Repeat all the records exactly, omitting pictures.
==== Record excerpts
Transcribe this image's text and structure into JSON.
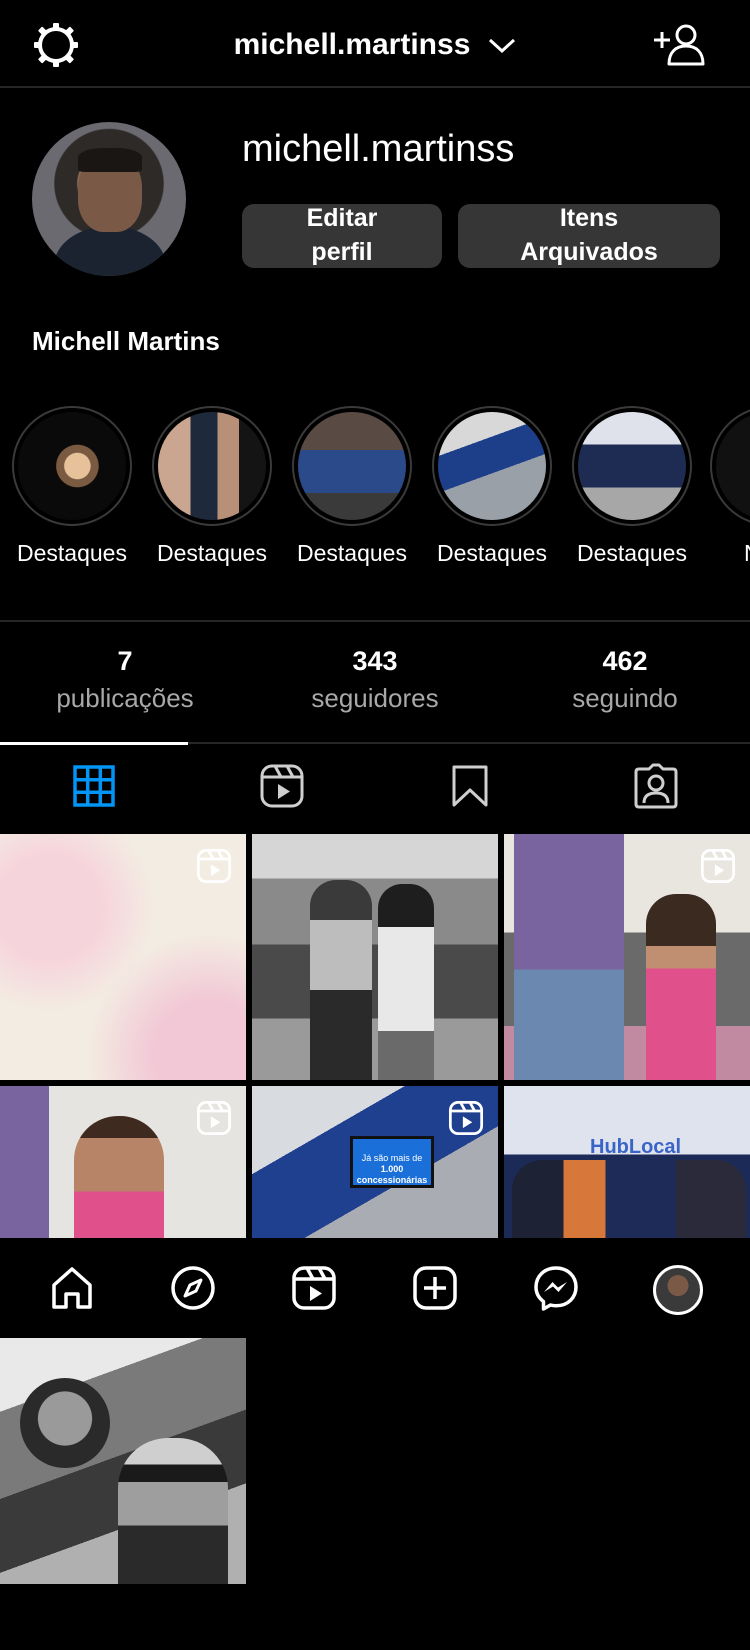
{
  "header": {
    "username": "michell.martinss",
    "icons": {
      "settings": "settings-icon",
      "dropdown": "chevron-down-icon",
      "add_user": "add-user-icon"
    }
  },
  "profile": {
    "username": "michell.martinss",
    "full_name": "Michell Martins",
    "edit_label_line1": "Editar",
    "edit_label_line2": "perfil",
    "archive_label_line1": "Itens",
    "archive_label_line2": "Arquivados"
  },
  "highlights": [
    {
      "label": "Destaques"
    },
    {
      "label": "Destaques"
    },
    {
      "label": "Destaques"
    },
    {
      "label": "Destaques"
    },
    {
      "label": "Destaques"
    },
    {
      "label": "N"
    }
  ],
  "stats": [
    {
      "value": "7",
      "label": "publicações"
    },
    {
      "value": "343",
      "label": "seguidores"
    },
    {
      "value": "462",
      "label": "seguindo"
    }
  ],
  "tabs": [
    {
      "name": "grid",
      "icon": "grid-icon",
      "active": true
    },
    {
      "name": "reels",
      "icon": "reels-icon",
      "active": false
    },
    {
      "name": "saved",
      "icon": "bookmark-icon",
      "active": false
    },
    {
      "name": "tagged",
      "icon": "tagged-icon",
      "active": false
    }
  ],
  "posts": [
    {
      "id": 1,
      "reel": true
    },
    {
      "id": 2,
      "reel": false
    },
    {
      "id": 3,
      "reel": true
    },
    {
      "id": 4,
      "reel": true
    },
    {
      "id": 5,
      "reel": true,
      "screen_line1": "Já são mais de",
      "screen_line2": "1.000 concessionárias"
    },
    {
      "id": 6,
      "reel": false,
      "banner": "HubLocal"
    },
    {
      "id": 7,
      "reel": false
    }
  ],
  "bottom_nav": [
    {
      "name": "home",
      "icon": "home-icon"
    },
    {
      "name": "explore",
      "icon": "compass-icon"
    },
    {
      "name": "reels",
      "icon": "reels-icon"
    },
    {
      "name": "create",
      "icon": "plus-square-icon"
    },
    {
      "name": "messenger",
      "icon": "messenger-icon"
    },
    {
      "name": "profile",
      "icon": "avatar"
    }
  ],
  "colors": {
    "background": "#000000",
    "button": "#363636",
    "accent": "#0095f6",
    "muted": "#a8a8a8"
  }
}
========
● Worked solution:
Transcribe this image's text and structure into JSON.
{
  "header": {
    "username": "michell.martinss",
    "icons": {
      "settings": "settings-icon",
      "dropdown": "chevron-down-icon",
      "add_user": "add-user-icon"
    }
  },
  "profile": {
    "username": "michell.martinss",
    "full_name": "Michell Martins",
    "edit_label_line1": "Editar",
    "edit_label_line2": "perfil",
    "archive_label_line1": "Itens",
    "archive_label_line2": "Arquivados"
  },
  "highlights": [
    {
      "label": "Destaques"
    },
    {
      "label": "Destaques"
    },
    {
      "label": "Destaques"
    },
    {
      "label": "Destaques"
    },
    {
      "label": "Destaques"
    },
    {
      "label": "N"
    }
  ],
  "stats": [
    {
      "value": "7",
      "label": "publicações"
    },
    {
      "value": "343",
      "label": "seguidores"
    },
    {
      "value": "462",
      "label": "seguindo"
    }
  ],
  "tabs": [
    {
      "name": "grid",
      "icon": "grid-icon",
      "active": true
    },
    {
      "name": "reels",
      "icon": "reels-icon",
      "active": false
    },
    {
      "name": "saved",
      "icon": "bookmark-icon",
      "active": false
    },
    {
      "name": "tagged",
      "icon": "tagged-icon",
      "active": false
    }
  ],
  "posts": [
    {
      "id": 1,
      "reel": true
    },
    {
      "id": 2,
      "reel": false
    },
    {
      "id": 3,
      "reel": true
    },
    {
      "id": 4,
      "reel": true
    },
    {
      "id": 5,
      "reel": true,
      "screen_line1": "Já são mais de",
      "screen_line2": "1.000 concessionárias"
    },
    {
      "id": 6,
      "reel": false,
      "banner": "HubLocal"
    },
    {
      "id": 7,
      "reel": false
    }
  ],
  "bottom_nav": [
    {
      "name": "home",
      "icon": "home-icon"
    },
    {
      "name": "explore",
      "icon": "compass-icon"
    },
    {
      "name": "reels",
      "icon": "reels-icon"
    },
    {
      "name": "create",
      "icon": "plus-square-icon"
    },
    {
      "name": "messenger",
      "icon": "messenger-icon"
    },
    {
      "name": "profile",
      "icon": "avatar"
    }
  ],
  "colors": {
    "background": "#000000",
    "button": "#363636",
    "accent": "#0095f6",
    "muted": "#a8a8a8"
  }
}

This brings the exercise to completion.